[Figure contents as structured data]
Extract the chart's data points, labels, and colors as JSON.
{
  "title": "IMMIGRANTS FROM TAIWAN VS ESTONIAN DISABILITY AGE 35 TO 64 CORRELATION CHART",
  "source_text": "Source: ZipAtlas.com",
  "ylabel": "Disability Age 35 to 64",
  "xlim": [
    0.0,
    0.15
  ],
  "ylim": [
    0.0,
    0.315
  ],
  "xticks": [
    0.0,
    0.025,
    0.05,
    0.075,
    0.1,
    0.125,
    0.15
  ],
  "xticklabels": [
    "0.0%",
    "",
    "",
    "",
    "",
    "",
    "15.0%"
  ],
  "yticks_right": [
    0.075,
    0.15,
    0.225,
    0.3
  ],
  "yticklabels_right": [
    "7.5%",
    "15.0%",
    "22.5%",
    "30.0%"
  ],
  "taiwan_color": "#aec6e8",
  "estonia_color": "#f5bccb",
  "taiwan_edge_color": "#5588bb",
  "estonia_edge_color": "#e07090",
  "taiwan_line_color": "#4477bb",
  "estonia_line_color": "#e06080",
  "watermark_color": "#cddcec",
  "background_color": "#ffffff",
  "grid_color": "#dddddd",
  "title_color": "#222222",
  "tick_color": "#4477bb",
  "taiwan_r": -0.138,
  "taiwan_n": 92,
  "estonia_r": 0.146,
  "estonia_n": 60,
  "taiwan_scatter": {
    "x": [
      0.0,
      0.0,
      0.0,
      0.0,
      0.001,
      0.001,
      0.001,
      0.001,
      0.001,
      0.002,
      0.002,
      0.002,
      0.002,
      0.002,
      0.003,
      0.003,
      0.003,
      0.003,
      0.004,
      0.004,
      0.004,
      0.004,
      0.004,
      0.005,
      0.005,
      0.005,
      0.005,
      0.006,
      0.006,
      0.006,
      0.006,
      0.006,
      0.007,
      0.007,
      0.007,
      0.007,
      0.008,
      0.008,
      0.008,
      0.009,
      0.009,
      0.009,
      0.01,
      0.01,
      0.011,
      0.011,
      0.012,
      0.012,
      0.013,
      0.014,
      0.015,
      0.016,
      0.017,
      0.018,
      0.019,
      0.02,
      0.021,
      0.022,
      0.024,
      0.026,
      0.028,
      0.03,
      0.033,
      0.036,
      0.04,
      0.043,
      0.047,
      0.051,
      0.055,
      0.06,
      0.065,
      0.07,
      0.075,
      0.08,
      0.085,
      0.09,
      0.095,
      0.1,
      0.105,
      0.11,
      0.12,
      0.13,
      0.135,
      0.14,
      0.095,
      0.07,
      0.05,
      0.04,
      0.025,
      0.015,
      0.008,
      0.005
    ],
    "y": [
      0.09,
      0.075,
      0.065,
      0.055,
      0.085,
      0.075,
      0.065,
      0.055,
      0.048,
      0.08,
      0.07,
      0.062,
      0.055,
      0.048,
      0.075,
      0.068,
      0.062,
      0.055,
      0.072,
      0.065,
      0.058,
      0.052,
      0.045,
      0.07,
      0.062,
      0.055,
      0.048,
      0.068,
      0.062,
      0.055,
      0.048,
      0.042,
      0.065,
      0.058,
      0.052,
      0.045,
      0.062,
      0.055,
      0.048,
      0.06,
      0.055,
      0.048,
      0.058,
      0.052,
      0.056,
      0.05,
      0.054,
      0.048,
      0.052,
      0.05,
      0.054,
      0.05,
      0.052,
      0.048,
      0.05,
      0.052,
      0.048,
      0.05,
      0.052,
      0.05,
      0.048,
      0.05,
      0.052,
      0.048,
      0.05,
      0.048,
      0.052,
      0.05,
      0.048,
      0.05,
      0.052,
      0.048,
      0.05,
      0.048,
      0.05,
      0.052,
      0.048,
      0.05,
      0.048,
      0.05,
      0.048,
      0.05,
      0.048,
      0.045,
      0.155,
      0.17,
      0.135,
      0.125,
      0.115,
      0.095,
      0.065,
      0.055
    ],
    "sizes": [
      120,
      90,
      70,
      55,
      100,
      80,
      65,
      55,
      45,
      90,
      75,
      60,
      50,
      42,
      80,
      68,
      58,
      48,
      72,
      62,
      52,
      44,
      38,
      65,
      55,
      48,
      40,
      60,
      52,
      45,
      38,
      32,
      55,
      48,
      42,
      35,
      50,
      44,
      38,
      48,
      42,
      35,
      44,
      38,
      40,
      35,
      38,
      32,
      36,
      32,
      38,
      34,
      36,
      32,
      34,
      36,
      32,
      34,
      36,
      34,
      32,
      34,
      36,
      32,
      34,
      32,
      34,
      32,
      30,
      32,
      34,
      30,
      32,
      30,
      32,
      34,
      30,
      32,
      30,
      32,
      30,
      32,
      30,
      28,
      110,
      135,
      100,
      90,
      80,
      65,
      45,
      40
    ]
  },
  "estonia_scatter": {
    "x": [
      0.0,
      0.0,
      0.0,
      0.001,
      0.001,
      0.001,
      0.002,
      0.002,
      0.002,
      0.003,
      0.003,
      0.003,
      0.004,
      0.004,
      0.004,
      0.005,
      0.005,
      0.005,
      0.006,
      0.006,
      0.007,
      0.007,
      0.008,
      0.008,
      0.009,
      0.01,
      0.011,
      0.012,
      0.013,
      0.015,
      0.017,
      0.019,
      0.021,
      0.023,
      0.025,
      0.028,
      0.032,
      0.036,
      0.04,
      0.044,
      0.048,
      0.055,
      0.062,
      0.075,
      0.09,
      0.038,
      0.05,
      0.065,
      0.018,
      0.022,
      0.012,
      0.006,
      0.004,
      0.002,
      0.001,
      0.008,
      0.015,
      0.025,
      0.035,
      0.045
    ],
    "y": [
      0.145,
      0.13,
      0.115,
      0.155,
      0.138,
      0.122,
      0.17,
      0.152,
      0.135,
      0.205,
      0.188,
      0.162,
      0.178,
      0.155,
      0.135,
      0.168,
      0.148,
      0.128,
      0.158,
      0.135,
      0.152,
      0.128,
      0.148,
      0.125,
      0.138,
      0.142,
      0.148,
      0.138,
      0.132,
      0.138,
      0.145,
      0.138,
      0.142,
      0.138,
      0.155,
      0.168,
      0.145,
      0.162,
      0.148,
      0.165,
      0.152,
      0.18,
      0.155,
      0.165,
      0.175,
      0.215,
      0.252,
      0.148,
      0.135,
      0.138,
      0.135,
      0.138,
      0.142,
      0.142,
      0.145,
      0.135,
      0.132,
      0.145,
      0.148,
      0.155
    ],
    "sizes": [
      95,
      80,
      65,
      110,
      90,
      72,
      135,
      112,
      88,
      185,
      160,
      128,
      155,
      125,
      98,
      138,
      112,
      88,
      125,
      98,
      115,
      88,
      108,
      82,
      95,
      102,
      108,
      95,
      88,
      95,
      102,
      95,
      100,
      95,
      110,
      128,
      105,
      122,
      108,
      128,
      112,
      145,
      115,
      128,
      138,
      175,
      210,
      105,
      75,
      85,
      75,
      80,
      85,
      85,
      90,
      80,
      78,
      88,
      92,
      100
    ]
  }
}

• INSTRUCTION:
Every entry above needs to be quoted exactly.

• EXPECTED ANSWER:
Extract the chart's data points, labels, and colors as JSON.
{
  "title": "IMMIGRANTS FROM TAIWAN VS ESTONIAN DISABILITY AGE 35 TO 64 CORRELATION CHART",
  "source_text": "Source: ZipAtlas.com",
  "ylabel": "Disability Age 35 to 64",
  "xlim": [
    0.0,
    0.15
  ],
  "ylim": [
    0.0,
    0.315
  ],
  "xticks": [
    0.0,
    0.025,
    0.05,
    0.075,
    0.1,
    0.125,
    0.15
  ],
  "xticklabels": [
    "0.0%",
    "",
    "",
    "",
    "",
    "",
    "15.0%"
  ],
  "yticks_right": [
    0.075,
    0.15,
    0.225,
    0.3
  ],
  "yticklabels_right": [
    "7.5%",
    "15.0%",
    "22.5%",
    "30.0%"
  ],
  "taiwan_color": "#aec6e8",
  "estonia_color": "#f5bccb",
  "taiwan_edge_color": "#5588bb",
  "estonia_edge_color": "#e07090",
  "taiwan_line_color": "#4477bb",
  "estonia_line_color": "#e06080",
  "watermark_color": "#cddcec",
  "background_color": "#ffffff",
  "grid_color": "#dddddd",
  "title_color": "#222222",
  "tick_color": "#4477bb",
  "taiwan_r": -0.138,
  "taiwan_n": 92,
  "estonia_r": 0.146,
  "estonia_n": 60,
  "taiwan_scatter": {
    "x": [
      0.0,
      0.0,
      0.0,
      0.0,
      0.001,
      0.001,
      0.001,
      0.001,
      0.001,
      0.002,
      0.002,
      0.002,
      0.002,
      0.002,
      0.003,
      0.003,
      0.003,
      0.003,
      0.004,
      0.004,
      0.004,
      0.004,
      0.004,
      0.005,
      0.005,
      0.005,
      0.005,
      0.006,
      0.006,
      0.006,
      0.006,
      0.006,
      0.007,
      0.007,
      0.007,
      0.007,
      0.008,
      0.008,
      0.008,
      0.009,
      0.009,
      0.009,
      0.01,
      0.01,
      0.011,
      0.011,
      0.012,
      0.012,
      0.013,
      0.014,
      0.015,
      0.016,
      0.017,
      0.018,
      0.019,
      0.02,
      0.021,
      0.022,
      0.024,
      0.026,
      0.028,
      0.03,
      0.033,
      0.036,
      0.04,
      0.043,
      0.047,
      0.051,
      0.055,
      0.06,
      0.065,
      0.07,
      0.075,
      0.08,
      0.085,
      0.09,
      0.095,
      0.1,
      0.105,
      0.11,
      0.12,
      0.13,
      0.135,
      0.14,
      0.095,
      0.07,
      0.05,
      0.04,
      0.025,
      0.015,
      0.008,
      0.005
    ],
    "y": [
      0.09,
      0.075,
      0.065,
      0.055,
      0.085,
      0.075,
      0.065,
      0.055,
      0.048,
      0.08,
      0.07,
      0.062,
      0.055,
      0.048,
      0.075,
      0.068,
      0.062,
      0.055,
      0.072,
      0.065,
      0.058,
      0.052,
      0.045,
      0.07,
      0.062,
      0.055,
      0.048,
      0.068,
      0.062,
      0.055,
      0.048,
      0.042,
      0.065,
      0.058,
      0.052,
      0.045,
      0.062,
      0.055,
      0.048,
      0.06,
      0.055,
      0.048,
      0.058,
      0.052,
      0.056,
      0.05,
      0.054,
      0.048,
      0.052,
      0.05,
      0.054,
      0.05,
      0.052,
      0.048,
      0.05,
      0.052,
      0.048,
      0.05,
      0.052,
      0.05,
      0.048,
      0.05,
      0.052,
      0.048,
      0.05,
      0.048,
      0.052,
      0.05,
      0.048,
      0.05,
      0.052,
      0.048,
      0.05,
      0.048,
      0.05,
      0.052,
      0.048,
      0.05,
      0.048,
      0.05,
      0.048,
      0.05,
      0.048,
      0.045,
      0.155,
      0.17,
      0.135,
      0.125,
      0.115,
      0.095,
      0.065,
      0.055
    ],
    "sizes": [
      120,
      90,
      70,
      55,
      100,
      80,
      65,
      55,
      45,
      90,
      75,
      60,
      50,
      42,
      80,
      68,
      58,
      48,
      72,
      62,
      52,
      44,
      38,
      65,
      55,
      48,
      40,
      60,
      52,
      45,
      38,
      32,
      55,
      48,
      42,
      35,
      50,
      44,
      38,
      48,
      42,
      35,
      44,
      38,
      40,
      35,
      38,
      32,
      36,
      32,
      38,
      34,
      36,
      32,
      34,
      36,
      32,
      34,
      36,
      34,
      32,
      34,
      36,
      32,
      34,
      32,
      34,
      32,
      30,
      32,
      34,
      30,
      32,
      30,
      32,
      34,
      30,
      32,
      30,
      32,
      30,
      32,
      30,
      28,
      110,
      135,
      100,
      90,
      80,
      65,
      45,
      40
    ]
  },
  "estonia_scatter": {
    "x": [
      0.0,
      0.0,
      0.0,
      0.001,
      0.001,
      0.001,
      0.002,
      0.002,
      0.002,
      0.003,
      0.003,
      0.003,
      0.004,
      0.004,
      0.004,
      0.005,
      0.005,
      0.005,
      0.006,
      0.006,
      0.007,
      0.007,
      0.008,
      0.008,
      0.009,
      0.01,
      0.011,
      0.012,
      0.013,
      0.015,
      0.017,
      0.019,
      0.021,
      0.023,
      0.025,
      0.028,
      0.032,
      0.036,
      0.04,
      0.044,
      0.048,
      0.055,
      0.062,
      0.075,
      0.09,
      0.038,
      0.05,
      0.065,
      0.018,
      0.022,
      0.012,
      0.006,
      0.004,
      0.002,
      0.001,
      0.008,
      0.015,
      0.025,
      0.035,
      0.045
    ],
    "y": [
      0.145,
      0.13,
      0.115,
      0.155,
      0.138,
      0.122,
      0.17,
      0.152,
      0.135,
      0.205,
      0.188,
      0.162,
      0.178,
      0.155,
      0.135,
      0.168,
      0.148,
      0.128,
      0.158,
      0.135,
      0.152,
      0.128,
      0.148,
      0.125,
      0.138,
      0.142,
      0.148,
      0.138,
      0.132,
      0.138,
      0.145,
      0.138,
      0.142,
      0.138,
      0.155,
      0.168,
      0.145,
      0.162,
      0.148,
      0.165,
      0.152,
      0.18,
      0.155,
      0.165,
      0.175,
      0.215,
      0.252,
      0.148,
      0.135,
      0.138,
      0.135,
      0.138,
      0.142,
      0.142,
      0.145,
      0.135,
      0.132,
      0.145,
      0.148,
      0.155
    ],
    "sizes": [
      95,
      80,
      65,
      110,
      90,
      72,
      135,
      112,
      88,
      185,
      160,
      128,
      155,
      125,
      98,
      138,
      112,
      88,
      125,
      98,
      115,
      88,
      108,
      82,
      95,
      102,
      108,
      95,
      88,
      95,
      102,
      95,
      100,
      95,
      110,
      128,
      105,
      122,
      108,
      128,
      112,
      145,
      115,
      128,
      138,
      175,
      210,
      105,
      75,
      85,
      75,
      80,
      85,
      85,
      90,
      80,
      78,
      88,
      92,
      100
    ]
  }
}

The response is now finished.